> [PROMPT]
Quote the listing below in its entirety.

(Records contained in a dataset)

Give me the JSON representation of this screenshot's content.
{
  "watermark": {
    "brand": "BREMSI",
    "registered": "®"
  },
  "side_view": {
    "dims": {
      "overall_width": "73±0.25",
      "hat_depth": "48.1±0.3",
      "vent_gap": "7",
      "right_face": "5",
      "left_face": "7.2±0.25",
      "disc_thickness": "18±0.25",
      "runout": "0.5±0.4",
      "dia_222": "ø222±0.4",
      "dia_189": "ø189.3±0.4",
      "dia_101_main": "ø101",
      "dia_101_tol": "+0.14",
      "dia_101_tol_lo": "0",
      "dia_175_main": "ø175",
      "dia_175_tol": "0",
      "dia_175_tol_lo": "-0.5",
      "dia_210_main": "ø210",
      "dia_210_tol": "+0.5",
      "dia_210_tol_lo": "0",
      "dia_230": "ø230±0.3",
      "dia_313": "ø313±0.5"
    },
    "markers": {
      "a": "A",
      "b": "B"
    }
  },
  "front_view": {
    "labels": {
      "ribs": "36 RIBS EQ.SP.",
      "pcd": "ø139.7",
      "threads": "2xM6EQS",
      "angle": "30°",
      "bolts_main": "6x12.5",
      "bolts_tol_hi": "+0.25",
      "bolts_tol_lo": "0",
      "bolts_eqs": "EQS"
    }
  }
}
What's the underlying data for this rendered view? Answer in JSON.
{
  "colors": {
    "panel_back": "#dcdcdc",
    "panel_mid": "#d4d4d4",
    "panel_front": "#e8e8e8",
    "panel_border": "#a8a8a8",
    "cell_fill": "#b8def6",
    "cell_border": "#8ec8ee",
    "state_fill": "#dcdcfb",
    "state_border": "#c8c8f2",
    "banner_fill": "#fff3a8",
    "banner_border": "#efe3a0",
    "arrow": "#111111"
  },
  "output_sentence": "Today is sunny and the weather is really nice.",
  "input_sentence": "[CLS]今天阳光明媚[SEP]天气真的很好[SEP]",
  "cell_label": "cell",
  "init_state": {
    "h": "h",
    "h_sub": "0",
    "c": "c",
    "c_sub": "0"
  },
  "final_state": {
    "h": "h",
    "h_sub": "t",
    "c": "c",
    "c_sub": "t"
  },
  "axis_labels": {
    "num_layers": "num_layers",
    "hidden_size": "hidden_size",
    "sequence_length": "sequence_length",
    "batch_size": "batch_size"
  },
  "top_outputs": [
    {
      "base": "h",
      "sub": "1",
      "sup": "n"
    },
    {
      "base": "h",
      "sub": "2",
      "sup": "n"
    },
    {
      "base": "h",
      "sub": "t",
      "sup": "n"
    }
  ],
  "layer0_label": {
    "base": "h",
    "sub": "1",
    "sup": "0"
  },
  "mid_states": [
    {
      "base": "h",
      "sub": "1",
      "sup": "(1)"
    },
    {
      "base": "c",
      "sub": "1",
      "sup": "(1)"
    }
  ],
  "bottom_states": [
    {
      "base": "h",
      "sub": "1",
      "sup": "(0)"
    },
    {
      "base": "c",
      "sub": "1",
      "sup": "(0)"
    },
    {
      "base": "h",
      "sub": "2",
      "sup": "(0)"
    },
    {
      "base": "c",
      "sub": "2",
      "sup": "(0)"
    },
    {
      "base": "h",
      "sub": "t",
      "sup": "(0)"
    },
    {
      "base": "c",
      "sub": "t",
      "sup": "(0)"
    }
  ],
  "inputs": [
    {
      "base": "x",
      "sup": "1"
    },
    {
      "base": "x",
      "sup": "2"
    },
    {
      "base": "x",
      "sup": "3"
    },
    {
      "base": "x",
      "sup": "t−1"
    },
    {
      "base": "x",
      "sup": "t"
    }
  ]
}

> [WRITTEN SOLUTION]
Give me the JSON representation of this screenshot's content.
{
  "watermark": {
    "brand": "BREMSI",
    "registered": "®"
  },
  "side_view": {
    "dims": {
      "overall_width": "73±0.25",
      "hat_depth": "48.1±0.3",
      "vent_gap": "7",
      "right_face": "5",
      "left_face": "7.2±0.25",
      "disc_thickness": "18±0.25",
      "runout": "0.5±0.4",
      "dia_222": "ø222±0.4",
      "dia_189": "ø189.3±0.4",
      "dia_101_main": "ø101",
      "dia_101_tol": "+0.14",
      "dia_101_tol_lo": "0",
      "dia_175_main": "ø175",
      "dia_175_tol": "0",
      "dia_175_tol_lo": "-0.5",
      "dia_210_main": "ø210",
      "dia_210_tol": "+0.5",
      "dia_210_tol_lo": "0",
      "dia_230": "ø230±0.3",
      "dia_313": "ø313±0.5"
    },
    "markers": {
      "a": "A",
      "b": "B"
    }
  },
  "front_view": {
    "labels": {
      "ribs": "36 RIBS EQ.SP.",
      "pcd": "ø139.7",
      "threads": "2xM6EQS",
      "angle": "30°",
      "bolts_main": "6x12.5",
      "bolts_tol_hi": "+0.25",
      "bolts_tol_lo": "0",
      "bolts_eqs": "EQS"
    }
  }
}
What's the underlying data for this rendered view? Answer in JSON.
{
  "colors": {
    "panel_back": "#dcdcdc",
    "panel_mid": "#d4d4d4",
    "panel_front": "#e8e8e8",
    "panel_border": "#a8a8a8",
    "cell_fill": "#b8def6",
    "cell_border": "#8ec8ee",
    "state_fill": "#dcdcfb",
    "state_border": "#c8c8f2",
    "banner_fill": "#fff3a8",
    "banner_border": "#efe3a0",
    "arrow": "#111111"
  },
  "output_sentence": "Today is sunny and the weather is really nice.",
  "input_sentence": "[CLS]今天阳光明媚[SEP]天气真的很好[SEP]",
  "cell_label": "cell",
  "init_state": {
    "h": "h",
    "h_sub": "0",
    "c": "c",
    "c_sub": "0"
  },
  "final_state": {
    "h": "h",
    "h_sub": "t",
    "c": "c",
    "c_sub": "t"
  },
  "axis_labels": {
    "num_layers": "num_layers",
    "hidden_size": "hidden_size",
    "sequence_length": "sequence_length",
    "batch_size": "batch_size"
  },
  "top_outputs": [
    {
      "base": "h",
      "sub": "1",
      "sup": "n"
    },
    {
      "base": "h",
      "sub": "2",
      "sup": "n"
    },
    {
      "base": "h",
      "sub": "t",
      "sup": "n"
    }
  ],
  "layer0_label": {
    "base": "h",
    "sub": "1",
    "sup": "0"
  },
  "mid_states": [
    {
      "base": "h",
      "sub": "1",
      "sup": "(1)"
    },
    {
      "base": "c",
      "sub": "1",
      "sup": "(1)"
    }
  ],
  "bottom_states": [
    {
      "base": "h",
      "sub": "1",
      "sup": "(0)"
    },
    {
      "base": "c",
      "sub": "1",
      "sup": "(0)"
    },
    {
      "base": "h",
      "sub": "2",
      "sup": "(0)"
    },
    {
      "base": "c",
      "sub": "2",
      "sup": "(0)"
    },
    {
      "base": "h",
      "sub": "t",
      "sup": "(0)"
    },
    {
      "base": "c",
      "sub": "t",
      "sup": "(0)"
    }
  ],
  "inputs": [
    {
      "base": "x",
      "sup": "1"
    },
    {
      "base": "x",
      "sup": "2"
    },
    {
      "base": "x",
      "sup": "3"
    },
    {
      "base": "x",
      "sup": "t−1"
    },
    {
      "base": "x",
      "sup": "t"
    }
  ]
}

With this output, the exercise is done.